**OBJECTIVE**
Transcribe all of the material exactly.

____ DATA SUPPLIED

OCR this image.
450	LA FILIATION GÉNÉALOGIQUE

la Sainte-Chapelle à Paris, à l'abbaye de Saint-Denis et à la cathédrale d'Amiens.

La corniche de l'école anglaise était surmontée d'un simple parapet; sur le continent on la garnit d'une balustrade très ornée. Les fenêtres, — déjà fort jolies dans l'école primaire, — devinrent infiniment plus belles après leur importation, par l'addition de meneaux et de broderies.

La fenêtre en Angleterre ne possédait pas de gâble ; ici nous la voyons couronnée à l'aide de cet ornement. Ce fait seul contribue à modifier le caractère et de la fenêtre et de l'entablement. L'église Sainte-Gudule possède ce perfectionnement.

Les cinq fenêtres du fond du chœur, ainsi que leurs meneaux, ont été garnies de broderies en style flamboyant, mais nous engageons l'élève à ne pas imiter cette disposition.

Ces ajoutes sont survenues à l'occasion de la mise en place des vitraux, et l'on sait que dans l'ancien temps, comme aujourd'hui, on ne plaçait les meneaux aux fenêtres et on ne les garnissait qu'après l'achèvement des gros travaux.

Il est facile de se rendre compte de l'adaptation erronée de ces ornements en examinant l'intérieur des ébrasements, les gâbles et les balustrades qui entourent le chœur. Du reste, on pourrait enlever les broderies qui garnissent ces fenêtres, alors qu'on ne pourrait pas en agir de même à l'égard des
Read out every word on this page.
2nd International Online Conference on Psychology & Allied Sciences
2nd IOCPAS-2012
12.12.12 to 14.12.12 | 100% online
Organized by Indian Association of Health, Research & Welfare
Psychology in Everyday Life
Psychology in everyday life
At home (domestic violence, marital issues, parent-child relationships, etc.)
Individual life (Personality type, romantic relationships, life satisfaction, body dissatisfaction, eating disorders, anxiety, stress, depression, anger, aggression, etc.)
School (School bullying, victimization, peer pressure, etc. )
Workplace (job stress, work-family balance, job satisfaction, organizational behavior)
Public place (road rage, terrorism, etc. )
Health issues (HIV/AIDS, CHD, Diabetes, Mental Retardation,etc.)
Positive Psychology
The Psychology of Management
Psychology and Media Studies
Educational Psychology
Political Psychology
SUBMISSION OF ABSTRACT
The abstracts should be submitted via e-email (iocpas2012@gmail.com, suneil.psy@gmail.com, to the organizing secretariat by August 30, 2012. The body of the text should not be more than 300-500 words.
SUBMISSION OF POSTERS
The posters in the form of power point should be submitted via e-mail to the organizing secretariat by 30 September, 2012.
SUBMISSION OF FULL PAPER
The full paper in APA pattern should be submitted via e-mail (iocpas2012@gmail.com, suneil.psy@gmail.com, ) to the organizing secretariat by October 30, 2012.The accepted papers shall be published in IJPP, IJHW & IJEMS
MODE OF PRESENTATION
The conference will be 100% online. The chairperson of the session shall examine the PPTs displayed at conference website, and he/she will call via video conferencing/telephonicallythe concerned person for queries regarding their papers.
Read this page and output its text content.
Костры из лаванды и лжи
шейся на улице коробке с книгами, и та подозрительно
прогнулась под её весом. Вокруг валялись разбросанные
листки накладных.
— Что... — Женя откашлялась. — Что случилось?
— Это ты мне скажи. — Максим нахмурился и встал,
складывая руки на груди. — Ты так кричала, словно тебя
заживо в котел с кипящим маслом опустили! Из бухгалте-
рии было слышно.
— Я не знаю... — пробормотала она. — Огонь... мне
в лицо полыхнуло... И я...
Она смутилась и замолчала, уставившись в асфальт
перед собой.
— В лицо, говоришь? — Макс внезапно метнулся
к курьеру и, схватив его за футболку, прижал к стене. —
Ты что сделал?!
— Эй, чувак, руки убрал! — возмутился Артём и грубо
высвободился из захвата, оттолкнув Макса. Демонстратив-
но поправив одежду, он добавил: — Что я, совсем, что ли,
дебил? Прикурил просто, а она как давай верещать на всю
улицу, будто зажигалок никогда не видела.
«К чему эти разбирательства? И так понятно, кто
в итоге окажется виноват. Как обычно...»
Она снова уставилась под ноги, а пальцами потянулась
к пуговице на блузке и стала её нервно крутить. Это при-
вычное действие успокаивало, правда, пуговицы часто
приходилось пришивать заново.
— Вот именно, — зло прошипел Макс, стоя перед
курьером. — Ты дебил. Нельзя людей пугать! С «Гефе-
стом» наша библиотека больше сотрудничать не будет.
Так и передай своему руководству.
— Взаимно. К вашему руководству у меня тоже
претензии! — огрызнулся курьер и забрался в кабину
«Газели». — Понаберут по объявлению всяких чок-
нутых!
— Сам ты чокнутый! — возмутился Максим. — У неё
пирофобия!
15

________

**EXERCISE SOLUTION**
OCR this image.
450	LA FILIATION GÉNÉALOGIQUE

la Sainte-Chapelle à Paris, à l'abbaye de Saint-Denis et à la cathédrale d'Amiens.

La corniche de l'école anglaise était surmontée d'un simple parapet; sur le continent on la garnit d'une balustrade très ornée. Les fenêtres, — déjà fort jolies dans l'école primaire, — devinrent infiniment plus belles après leur importation, par l'addition de meneaux et de broderies.

La fenêtre en Angleterre ne possédait pas de gâble ; ici nous la voyons couronnée à l'aide de cet ornement. Ce fait seul contribue à modifier le caractère et de la fenêtre et de l'entablement. L'église Sainte-Gudule possède ce perfectionnement.

Les cinq fenêtres du fond du chœur, ainsi que leurs meneaux, ont été garnies de broderies en style flamboyant, mais nous engageons l'élève à ne pas imiter cette disposition.

Ces ajoutes sont survenues à l'occasion de la mise en place des vitraux, et l'on sait que dans l'ancien temps, comme aujourd'hui, on ne plaçait les meneaux aux fenêtres et on ne les garnissait qu'après l'achèvement des gros travaux.

Il est facile de se rendre compte de l'adaptation erronée de ces ornements en examinant l'intérieur des ébrasements, les gâbles et les balustrades qui entourent le chœur. Du reste, on pourrait enlever les broderies qui garnissent ces fenêtres, alors qu'on ne pourrait pas en agir de même à l'égard des
Read out every word on this page.
2nd International Online Conference on Psychology & Allied Sciences
2nd IOCPAS-2012
12.12.12 to 14.12.12 | 100% online
Organized by Indian Association of Health, Research & Welfare
Psychology in Everyday Life
Psychology in everyday life
At home (domestic violence, marital issues, parent-child relationships, etc.)
Individual life (Personality type, romantic relationships, life satisfaction, body dissatisfaction, eating disorders, anxiety, stress, depression, anger, aggression, etc.)
School (School bullying, victimization, peer pressure, etc. )
Workplace (job stress, work-family balance, job satisfaction, organizational behavior)
Public place (road rage, terrorism, etc. )
Health issues (HIV/AIDS, CHD, Diabetes, Mental Retardation,etc.)
Positive Psychology
The Psychology of Management
Psychology and Media Studies
Educational Psychology
Political Psychology
SUBMISSION OF ABSTRACT
The abstracts should be submitted via e-email (iocpas2012@gmail.com, suneil.psy@gmail.com, to the organizing secretariat by August 30, 2012. The body of the text should not be more than 300-500 words.
SUBMISSION OF POSTERS
The posters in the form of power point should be submitted via e-mail to the organizing secretariat by 30 September, 2012.
SUBMISSION OF FULL PAPER
The full paper in APA pattern should be submitted via e-mail (iocpas2012@gmail.com, suneil.psy@gmail.com, ) to the organizing secretariat by October 30, 2012.The accepted papers shall be published in IJPP, IJHW & IJEMS
MODE OF PRESENTATION
The conference will be 100% online. The chairperson of the session shall examine the PPTs displayed at conference website, and he/she will call via video conferencing/telephonicallythe concerned person for queries regarding their papers.
Read this page and output its text content.
Костры из лаванды и лжи
шейся на улице коробке с книгами, и та подозрительно
прогнулась под её весом. Вокруг валялись разбросанные
листки накладных.
— Что... — Женя откашлялась. — Что случилось?
— Это ты мне скажи. — Максим нахмурился и встал,
складывая руки на груди. — Ты так кричала, словно тебя
заживо в котел с кипящим маслом опустили! Из бухгалте-
рии было слышно.
— Я не знаю... — пробормотала она. — Огонь... мне
в лицо полыхнуло... И я...
Она смутилась и замолчала, уставившись в асфальт
перед собой.
— В лицо, говоришь? — Макс внезапно метнулся
к курьеру и, схватив его за футболку, прижал к стене. —
Ты что сделал?!
— Эй, чувак, руки убрал! — возмутился Артём и грубо
высвободился из захвата, оттолкнув Макса. Демонстратив-
но поправив одежду, он добавил: — Что я, совсем, что ли,
дебил? Прикурил просто, а она как давай верещать на всю
улицу, будто зажигалок никогда не видела.
«К чему эти разбирательства? И так понятно, кто
в итоге окажется виноват. Как обычно...»
Она снова уставилась под ноги, а пальцами потянулась
к пуговице на блузке и стала её нервно крутить. Это при-
вычное действие успокаивало, правда, пуговицы часто
приходилось пришивать заново.
— Вот именно, — зло прошипел Макс, стоя перед
курьером. — Ты дебил. Нельзя людей пугать! С «Гефе-
стом» наша библиотека больше сотрудничать не будет.
Так и передай своему руководству.
— Взаимно. К вашему руководству у меня тоже
претензии! — огрызнулся курьер и забрался в кабину
«Газели». — Понаберут по объявлению всяких чок-
нутых!
— Сам ты чокнутый! — возмутился Максим. — У неё
пирофобия!
15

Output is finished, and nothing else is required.